## [Goal]
Rewrite the stretch of the material from the line containing "table-row[interactable]: 1 Anna" through the line containing "cell-sp: 3: [638, 319, 777, 354]", changing "Erika" to "Greta" and leaving everything else as it is.

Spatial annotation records
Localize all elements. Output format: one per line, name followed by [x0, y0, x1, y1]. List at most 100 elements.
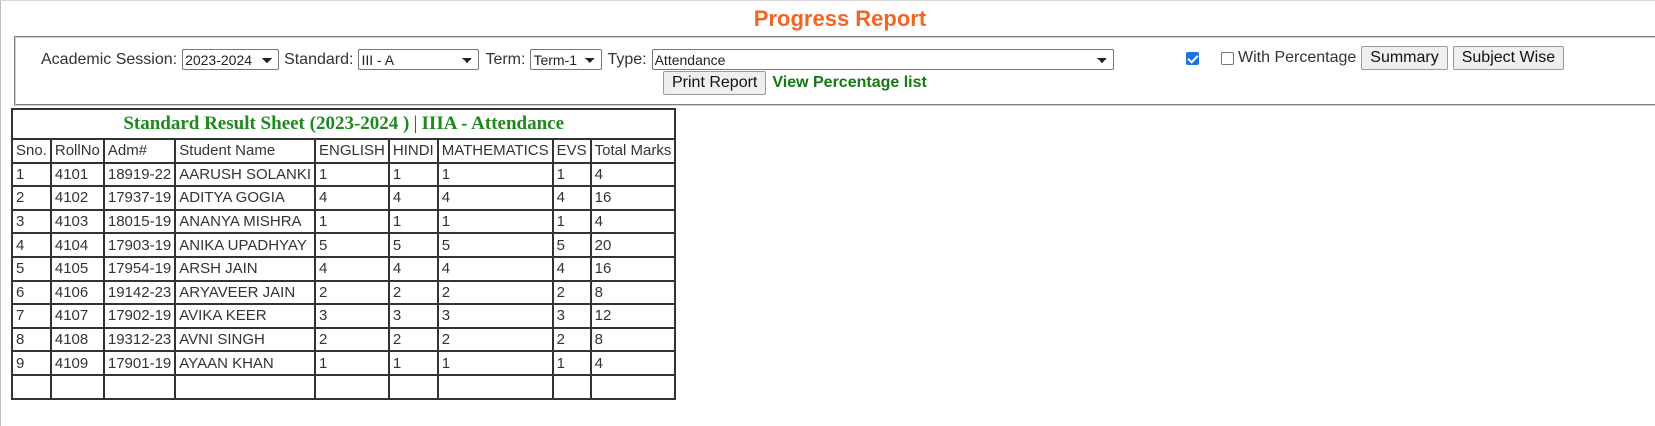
sheet-subtitle: IIIA - Attendance: [421, 113, 565, 134]
table-cell: 4104: [49, 232, 105, 258]
filter-panel: Academic Session: 2023-2024 Standard: II…: [14, 36, 1655, 106]
table-cell: 4108: [49, 326, 105, 353]
term-label: Term:: [485, 50, 526, 68]
table-cell: 3: [387, 303, 439, 329]
table-cell: 5: [314, 232, 390, 258]
table-cell: AYAAN KHAN: [174, 350, 316, 376]
standard-select[interactable]: III - A: [358, 49, 480, 70]
table-cell: 1: [314, 208, 390, 235]
sheet-title: Standard Result Sheet (2023-2024 ): [123, 113, 410, 134]
table-cell: 1: [551, 208, 592, 235]
table-cell: 1: [11, 161, 52, 188]
with-percentage-label: With Percentage: [1238, 49, 1357, 66]
table-cell: [174, 373, 316, 400]
column-header: Total Marks: [589, 138, 677, 164]
table-cell: 4: [387, 185, 439, 211]
table-cell: 17937-19: [102, 185, 177, 211]
table-cell: 2: [436, 326, 554, 353]
view-percentage-link[interactable]: View Percentage list: [772, 74, 926, 92]
table-cell: 19142-23: [102, 279, 177, 306]
table-cell: 1: [436, 161, 554, 188]
table-cell: ANIKA UPADHYAY: [174, 232, 316, 258]
table-row: 9 4109 17901-19 AYAAN KHAN 1 1 1 1 4: [11, 350, 677, 376]
table-row: [11, 373, 677, 400]
table-cell: 4106: [49, 279, 105, 306]
table-cell: 4: [551, 255, 592, 282]
table-cell: 1: [314, 350, 390, 376]
column-header: RollNo: [49, 138, 105, 164]
table-cell: [102, 373, 177, 400]
table-cell: 6: [11, 279, 52, 306]
column-header: Adm#: [102, 138, 177, 164]
table-cell: 8: [589, 326, 677, 353]
session-select[interactable]: 2023-2024: [182, 49, 280, 70]
table-cell: AVNI SINGH: [174, 326, 316, 353]
type-select[interactable]: Attendance: [651, 49, 1114, 70]
action-row: Print Report View Percentage list: [663, 71, 927, 95]
summary-button[interactable]: Summary: [1361, 46, 1448, 70]
standard-label: Standard:: [284, 50, 354, 68]
table-row: 5 4105 17954-19 ARSH JAIN 4 4 4 4 16: [11, 255, 677, 282]
table-cell: 9: [11, 350, 52, 376]
table-cell: 12: [589, 303, 677, 329]
table-cell: 4: [11, 232, 52, 258]
table-cell: ANANYA MISHRA: [174, 208, 316, 235]
table-cell: 2: [551, 279, 592, 306]
table-cell: ADITYA GOGIA: [174, 185, 316, 211]
table-cell: 4: [436, 255, 554, 282]
column-header: HINDI: [387, 138, 439, 164]
table-cell: 2: [11, 185, 52, 211]
table-header-row: Sno. RollNo Adm# Student Name ENGLISH HINDI MA…: [11, 138, 677, 164]
table-cell: 2: [436, 279, 554, 306]
table-cell: 17902-19: [102, 303, 177, 329]
print-report-button[interactable]: Print Report: [663, 71, 767, 95]
table-cell: 2: [314, 326, 390, 353]
table-row: 2 4102 17937-19 ADITYA GOGIA 4 4 4 4 16: [11, 185, 677, 211]
with-percentage-checkbox[interactable]: [1221, 51, 1234, 65]
select-checkbox[interactable]: [1186, 51, 1199, 65]
column-header: EVS: [551, 138, 592, 164]
table-cell: 1: [551, 350, 592, 376]
table-body: 1 4101 18919-22 AARUSH SOLANKI 1 1 1 1 4 2 4102 179…: [11, 161, 677, 400]
table-cell: 3: [314, 303, 390, 329]
table-cell: 17954-19: [102, 255, 177, 282]
table-cell: 3: [436, 303, 554, 329]
table-row: 1 4101 18919-22 AARUSH SOLANKI 1 1 1 1 4: [11, 161, 677, 188]
table-cell: 4: [589, 350, 677, 376]
table-cell: 16: [589, 185, 677, 211]
table-cell: 3: [551, 303, 592, 329]
table-cell: 2: [314, 279, 390, 306]
subject-wise-button[interactable]: Subject Wise: [1452, 46, 1565, 70]
table-cell: ARSH JAIN: [174, 255, 316, 282]
session-label: Academic Session:: [41, 50, 178, 68]
table-cell: [314, 373, 390, 400]
table-cell: 1: [387, 161, 439, 188]
term-select[interactable]: Term-1: [530, 49, 603, 70]
table-cell: 18015-19: [102, 208, 177, 235]
table-row: 3 4103 18015-19 ANANYA MISHRA 1 1 1 1 4: [11, 208, 677, 235]
table-cell: 5: [551, 232, 592, 258]
column-header: Sno.: [11, 138, 52, 164]
table-cell: [589, 373, 677, 400]
table-cell: ARYAVEER JAIN: [174, 279, 316, 306]
table-cell: 5: [11, 255, 52, 282]
sheet-title-cell: Standard Result Sheet (2023-2024 ) | III…: [10, 108, 677, 140]
table-cell: 4: [589, 208, 677, 235]
table-cell: 4107: [49, 303, 105, 329]
filter-row: Academic Session: 2023-2024 Standard: II…: [41, 49, 1114, 70]
table-row: 4 4104 17903-19 ANIKA UPADHYAY 5 5 5 5 20: [11, 232, 677, 258]
result-sheet-table: Standard Result Sheet (2023-2024 ) | III…: [10, 108, 677, 400]
table-cell: 4102: [49, 185, 105, 211]
window-left-border: [0, 0, 1, 426]
table-cell: 4103: [49, 208, 105, 235]
table-cell: 2: [387, 326, 439, 353]
table-cell: 1: [387, 208, 439, 235]
table-row: 7 4107 17902-19 AVIKA KEER 3 3 3 3 12: [11, 303, 677, 329]
table-cell: 2: [551, 326, 592, 353]
page-title: Progress Report: [753, 6, 927, 31]
table-cell: 17903-19: [102, 232, 177, 258]
table-cell: 5: [387, 232, 439, 258]
table-cell: 4: [387, 255, 439, 282]
table-cell: 4: [314, 185, 390, 211]
table-cell: 4: [551, 185, 592, 211]
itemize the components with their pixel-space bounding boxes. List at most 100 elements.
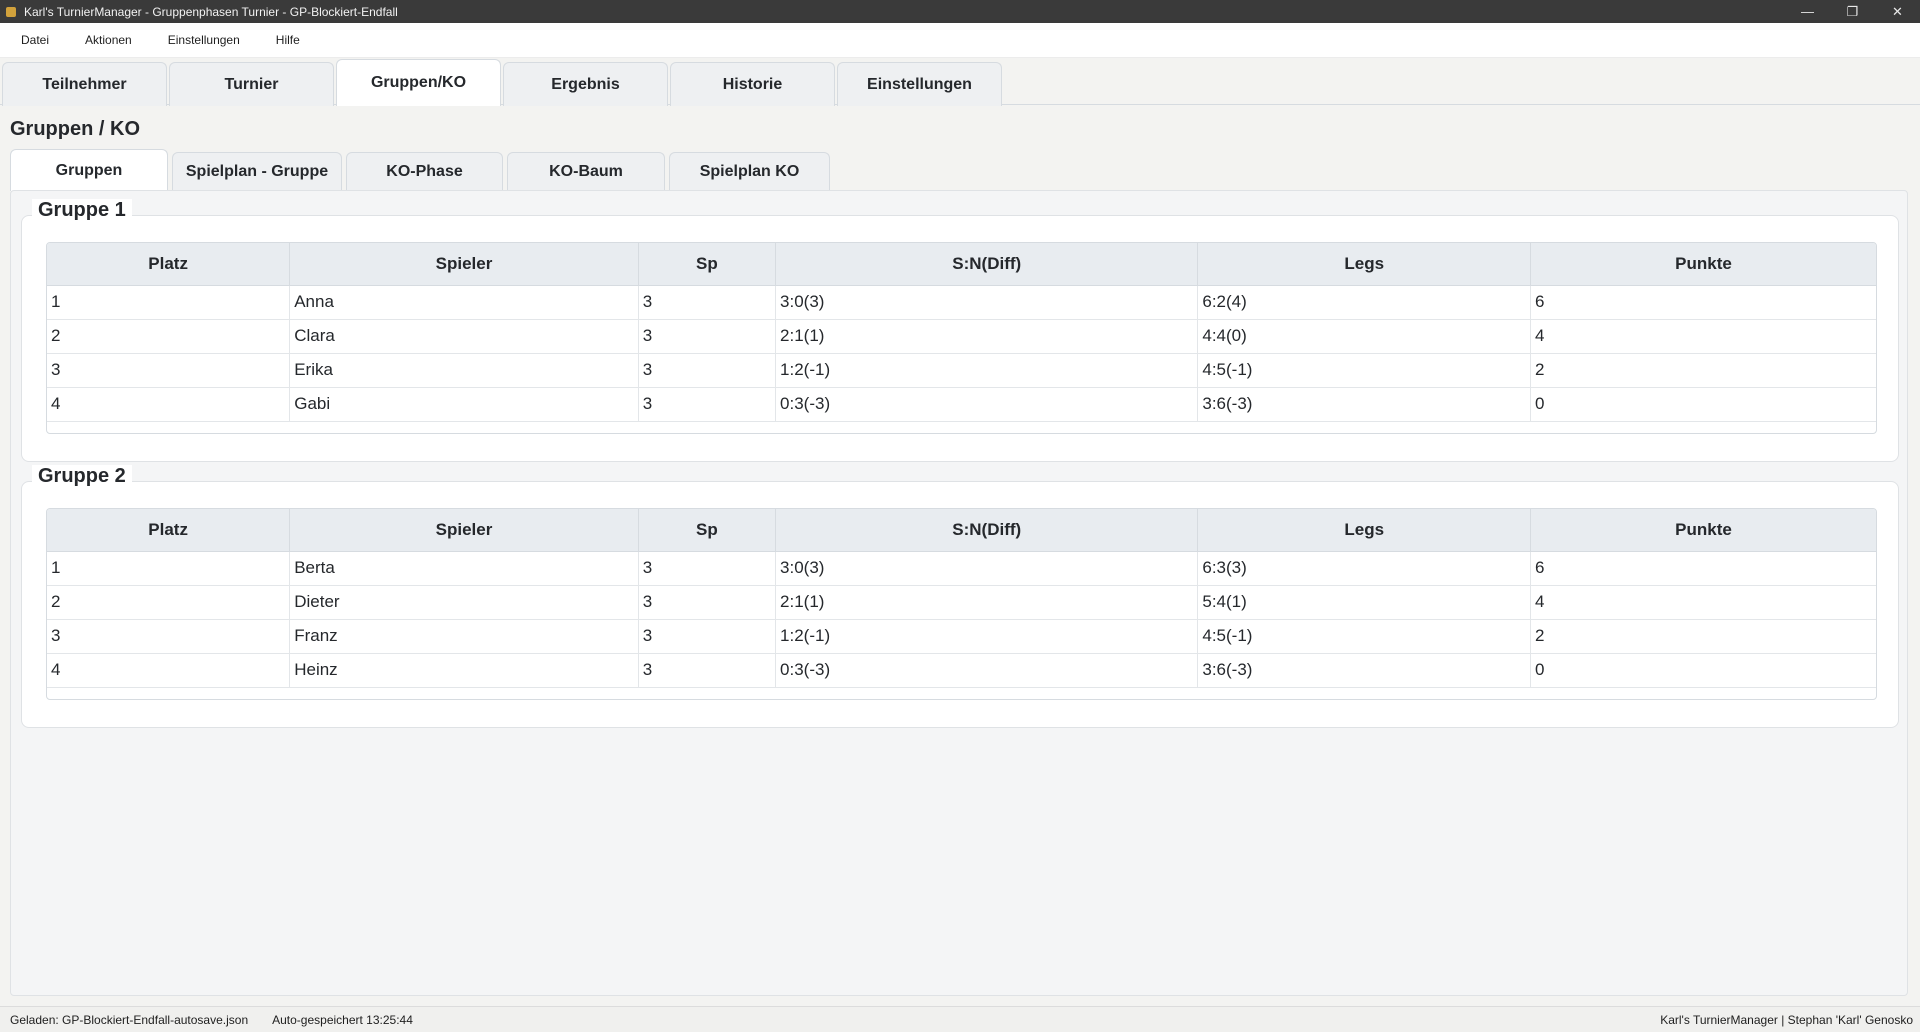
table-row[interactable]: 1 Anna 3 3:0(3) 6:2(4) 6: [47, 285, 1876, 320]
cell-sn-diff: 0:3(-3): [775, 387, 1199, 422]
cell-sn-diff: 1:2(-1): [775, 619, 1199, 654]
tab-teilnehmer[interactable]: Teilnehmer: [2, 62, 167, 106]
cell-platz: 2: [47, 319, 291, 354]
subtab-spielplan-ko[interactable]: Spielplan KO: [669, 152, 830, 190]
table-filler: [47, 688, 1876, 699]
subtab-ko-baum[interactable]: KO-Baum: [507, 152, 665, 190]
cell-spieler: Erika: [289, 353, 639, 388]
cell-punkte: 2: [1530, 353, 1876, 388]
menu-aktionen[interactable]: Aktionen: [67, 23, 150, 58]
table-header-row: Platz Spieler Sp S:N(Diff) Legs Punkte: [47, 243, 1876, 286]
cell-legs: 6:3(3): [1197, 551, 1532, 586]
table-filler: [47, 422, 1876, 433]
column-header-platz[interactable]: Platz: [47, 243, 291, 286]
cell-spieler: Anna: [289, 285, 639, 320]
cell-spieler: Franz: [289, 619, 639, 654]
cell-platz: 1: [47, 285, 291, 320]
cell-punkte: 6: [1530, 285, 1876, 320]
app-icon: [6, 6, 16, 17]
cell-sp: 3: [638, 319, 777, 354]
cell-punkte: 2: [1530, 619, 1876, 654]
group-box-2: Gruppe 2 Platz Spieler Sp S:N(Diff) Legs…: [21, 465, 1899, 728]
group-box-1: Gruppe 1 Platz Spieler Sp S:N(Diff) Legs…: [21, 199, 1899, 462]
cell-sn-diff: 3:0(3): [775, 551, 1199, 586]
cell-sp: 3: [638, 353, 777, 388]
cell-spieler: Clara: [289, 319, 639, 354]
table-row[interactable]: 2 Clara 3 2:1(1) 4:4(0) 4: [47, 319, 1876, 354]
column-header-punkte[interactable]: Punkte: [1530, 243, 1876, 286]
column-header-legs[interactable]: Legs: [1197, 509, 1532, 552]
cell-platz: 1: [47, 551, 291, 586]
cell-legs: 5:4(1): [1197, 585, 1532, 620]
cell-punkte: 6: [1530, 551, 1876, 586]
standings-table: Platz Spieler Sp S:N(Diff) Legs Punkte 1…: [46, 508, 1877, 700]
group-title: Gruppe 2: [32, 465, 132, 488]
subtab-ko-phase[interactable]: KO-Phase: [346, 152, 503, 190]
cell-sp: 3: [638, 387, 777, 422]
cell-platz: 4: [47, 653, 291, 688]
column-header-spieler[interactable]: Spieler: [289, 509, 639, 552]
main-tab-bar: Teilnehmer Turnier Gruppen/KO Ergebnis H…: [0, 59, 1920, 106]
cell-spieler: Dieter: [289, 585, 639, 620]
column-header-spieler[interactable]: Spieler: [289, 243, 639, 286]
subtab-gruppen[interactable]: Gruppen: [10, 149, 168, 191]
table-row[interactable]: 1 Berta 3 3:0(3) 6:3(3) 6: [47, 551, 1876, 586]
cell-legs: 4:4(0): [1197, 319, 1532, 354]
cell-spieler: Heinz: [289, 653, 639, 688]
status-autosave: Auto-gespeichert 13:25:44: [272, 1012, 413, 1027]
group-title: Gruppe 1: [32, 199, 132, 222]
cell-punkte: 0: [1530, 653, 1876, 688]
window-title: Karl's TurnierManager - Gruppenphasen Tu…: [24, 4, 398, 19]
table-row[interactable]: 3 Erika 3 1:2(-1) 4:5(-1) 2: [47, 353, 1876, 388]
cell-platz: 2: [47, 585, 291, 620]
column-header-sp[interactable]: Sp: [638, 243, 777, 286]
menu-bar: Datei Aktionen Einstellungen Hilfe: [0, 23, 1920, 58]
status-loaded-file: Geladen: GP-Blockiert-Endfall-autosave.j…: [10, 1012, 249, 1027]
table-row[interactable]: 2 Dieter 3 2:1(1) 5:4(1) 4: [47, 585, 1876, 620]
cell-punkte: 4: [1530, 319, 1876, 354]
column-header-sp[interactable]: Sp: [638, 509, 777, 552]
title-bar: Karl's TurnierManager - Gruppenphasen Tu…: [0, 0, 1920, 23]
tab-historie[interactable]: Historie: [670, 62, 835, 106]
column-header-punkte[interactable]: Punkte: [1530, 509, 1876, 552]
cell-sp: 3: [638, 619, 777, 654]
column-header-platz[interactable]: Platz: [47, 509, 291, 552]
menu-datei[interactable]: Datei: [0, 23, 67, 58]
cell-sp: 3: [638, 551, 777, 586]
table-row[interactable]: 4 Heinz 3 0:3(-3) 3:6(-3) 0: [47, 653, 1876, 688]
tab-einstellungen[interactable]: Einstellungen: [837, 62, 1002, 106]
tab-turnier[interactable]: Turnier: [169, 62, 334, 106]
subtab-spielplan-gruppe[interactable]: Spielplan - Gruppe: [172, 152, 342, 190]
status-bar: Geladen: GP-Blockiert-Endfall-autosave.j…: [0, 1006, 1920, 1032]
status-app-credit: Karl's TurnierManager | Stephan 'Karl' G…: [1660, 1012, 1913, 1027]
cell-platz: 4: [47, 387, 291, 422]
page-title: Gruppen / KO: [10, 118, 140, 140]
tab-ergebnis[interactable]: Ergebnis: [503, 62, 668, 106]
cell-legs: 3:6(-3): [1197, 387, 1532, 422]
cell-sn-diff: 2:1(1): [775, 585, 1199, 620]
maximize-button[interactable]: ❐: [1830, 0, 1875, 23]
cell-platz: 3: [47, 353, 291, 388]
cell-sn-diff: 3:0(3): [775, 285, 1199, 320]
sub-tab-bar: Gruppen Spielplan - Gruppe KO-Phase KO-B…: [10, 149, 834, 191]
close-button[interactable]: ✕: [1875, 0, 1920, 23]
cell-legs: 4:5(-1): [1197, 353, 1532, 388]
tab-gruppen-ko[interactable]: Gruppen/KO: [336, 59, 501, 106]
table-header-row: Platz Spieler Sp S:N(Diff) Legs Punkte: [47, 509, 1876, 552]
groups-panel: Gruppe 1 Platz Spieler Sp S:N(Diff) Legs…: [10, 190, 1908, 996]
cell-sp: 3: [638, 285, 777, 320]
cell-sn-diff: 0:3(-3): [775, 653, 1199, 688]
column-header-sn-diff[interactable]: S:N(Diff): [775, 243, 1199, 286]
table-row[interactable]: 4 Gabi 3 0:3(-3) 3:6(-3) 0: [47, 387, 1876, 422]
table-row[interactable]: 3 Franz 3 1:2(-1) 4:5(-1) 2: [47, 619, 1876, 654]
column-header-sn-diff[interactable]: S:N(Diff): [775, 509, 1199, 552]
minimize-button[interactable]: —: [1785, 0, 1830, 23]
column-header-legs[interactable]: Legs: [1197, 243, 1532, 286]
cell-sp: 3: [638, 585, 777, 620]
cell-sn-diff: 1:2(-1): [775, 353, 1199, 388]
menu-hilfe[interactable]: Hilfe: [258, 23, 318, 58]
cell-platz: 3: [47, 619, 291, 654]
cell-legs: 4:5(-1): [1197, 619, 1532, 654]
menu-einstellungen[interactable]: Einstellungen: [150, 23, 258, 58]
standings-table: Platz Spieler Sp S:N(Diff) Legs Punkte 1…: [46, 242, 1877, 434]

## [Complete response]
table-row[interactable]: 1 Anna 3 3:0(3) 6:2(4) 6: [47, 285, 1876, 320]
cell-sn-diff: 0:3(-3): [775, 387, 1199, 422]
cell-sn-diff: 1:2(-1): [775, 619, 1199, 654]
tab-teilnehmer[interactable]: Teilnehmer: [2, 62, 167, 106]
cell-platz: 2: [47, 319, 291, 354]
subtab-spielplan-ko[interactable]: Spielplan KO: [669, 152, 830, 190]
table-filler: [47, 688, 1876, 699]
subtab-ko-baum[interactable]: KO-Baum: [507, 152, 665, 190]
cell-spieler: Greta: [289, 353, 639, 388]
cell-punkte: 2: [1530, 353, 1876, 388]
menu-aktionen[interactable]: Aktionen: [67, 23, 150, 58]
table-header-row: Platz Spieler Sp S:N(Diff) Legs Punkte: [47, 243, 1876, 286]
cell-legs: 6:3(3): [1197, 551, 1532, 586]
table-filler: [47, 422, 1876, 433]
column-header-platz[interactable]: Platz: [47, 243, 291, 286]
cell-spieler: Anna: [289, 285, 639, 320]
cell-spieler: Franz: [289, 619, 639, 654]
cell-platz: 1: [47, 285, 291, 320]
cell-punkte: 6: [1530, 285, 1876, 320]
app-icon: [6, 6, 16, 17]
cell-sp: 3: [638, 319, 777, 354]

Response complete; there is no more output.